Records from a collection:
'''
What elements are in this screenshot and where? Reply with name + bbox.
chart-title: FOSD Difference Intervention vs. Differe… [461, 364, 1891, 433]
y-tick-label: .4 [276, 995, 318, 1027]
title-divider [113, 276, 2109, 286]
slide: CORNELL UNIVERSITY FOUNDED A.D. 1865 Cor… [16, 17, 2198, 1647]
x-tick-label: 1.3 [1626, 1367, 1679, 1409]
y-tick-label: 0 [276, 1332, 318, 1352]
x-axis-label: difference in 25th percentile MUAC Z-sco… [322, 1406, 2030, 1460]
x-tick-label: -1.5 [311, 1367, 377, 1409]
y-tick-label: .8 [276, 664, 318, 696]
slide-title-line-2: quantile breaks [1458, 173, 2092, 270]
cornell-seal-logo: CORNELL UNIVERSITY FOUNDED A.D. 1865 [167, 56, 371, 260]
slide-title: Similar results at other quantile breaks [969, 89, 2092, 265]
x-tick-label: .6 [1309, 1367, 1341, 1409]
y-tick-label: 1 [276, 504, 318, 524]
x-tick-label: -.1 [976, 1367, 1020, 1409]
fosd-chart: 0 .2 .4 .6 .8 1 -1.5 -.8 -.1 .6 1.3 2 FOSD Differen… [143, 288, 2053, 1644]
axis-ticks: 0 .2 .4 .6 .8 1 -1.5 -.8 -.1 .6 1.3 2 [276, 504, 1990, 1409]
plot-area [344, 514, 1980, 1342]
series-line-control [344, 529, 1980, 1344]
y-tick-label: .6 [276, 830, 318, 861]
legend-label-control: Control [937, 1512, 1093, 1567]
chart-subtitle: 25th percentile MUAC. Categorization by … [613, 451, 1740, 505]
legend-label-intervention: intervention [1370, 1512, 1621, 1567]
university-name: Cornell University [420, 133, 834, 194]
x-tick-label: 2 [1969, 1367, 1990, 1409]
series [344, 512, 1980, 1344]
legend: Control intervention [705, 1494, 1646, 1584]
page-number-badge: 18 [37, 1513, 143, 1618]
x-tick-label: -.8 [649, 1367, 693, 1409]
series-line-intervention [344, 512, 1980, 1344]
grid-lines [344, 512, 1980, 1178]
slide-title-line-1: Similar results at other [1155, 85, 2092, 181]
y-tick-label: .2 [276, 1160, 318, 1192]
'''
[Task prompt]: Repeat these items word for word, every line of them.

[Task answer]:
What elements are in this screenshot and where? Reply with name + bbox.
chart-title: FOSD Difference Intervention vs. Differe… [461, 364, 1891, 433]
y-tick-label: .4 [276, 995, 318, 1027]
title-divider [113, 276, 2109, 286]
slide: CORNELL UNIVERSITY FOUNDED A.D. 1865 Cor… [16, 17, 2198, 1647]
x-tick-label: 1.3 [1626, 1367, 1679, 1409]
y-tick-label: 0 [276, 1332, 318, 1352]
x-axis-label: difference in 25th percentile MUAC Z-sco… [322, 1406, 2030, 1460]
x-tick-label: -1.5 [311, 1367, 377, 1409]
y-tick-label: .8 [276, 664, 318, 696]
slide-title-line-2: quantile breaks [1458, 173, 2092, 270]
cornell-seal-logo: CORNELL UNIVERSITY FOUNDED A.D. 1865 [167, 56, 371, 260]
slide-title: Similar results at other quantile breaks [969, 89, 2092, 265]
x-tick-label: .6 [1309, 1367, 1341, 1409]
y-tick-label: 1 [276, 504, 318, 524]
x-tick-label: -.1 [976, 1367, 1020, 1409]
fosd-chart: 0 .2 .4 .6 .8 1 -1.5 -.8 -.1 .6 1.3 2 FOSD Differen… [143, 288, 2053, 1644]
axis-ticks: 0 .2 .4 .6 .8 1 -1.5 -.8 -.1 .6 1.3 2 [276, 504, 1990, 1409]
plot-area [344, 514, 1980, 1342]
series-line-control [344, 529, 1980, 1344]
y-tick-label: .6 [276, 830, 318, 861]
legend-label-control: Control [937, 1512, 1093, 1567]
chart-subtitle: 25th percentile MUAC. Categorization by … [613, 451, 1740, 505]
legend-label-intervention: intervention [1370, 1512, 1621, 1567]
university-name: Cornell University [420, 133, 834, 194]
x-tick-label: 2 [1969, 1367, 1990, 1409]
series [344, 512, 1980, 1344]
legend: Control intervention [705, 1494, 1646, 1584]
page-number-badge: 18 [37, 1513, 143, 1618]
x-tick-label: -.8 [649, 1367, 693, 1409]
series-line-intervention [344, 512, 1980, 1344]
grid-lines [344, 512, 1980, 1178]
slide-title-line-1: Similar results at other [1155, 85, 2092, 181]
y-tick-label: .2 [276, 1160, 318, 1192]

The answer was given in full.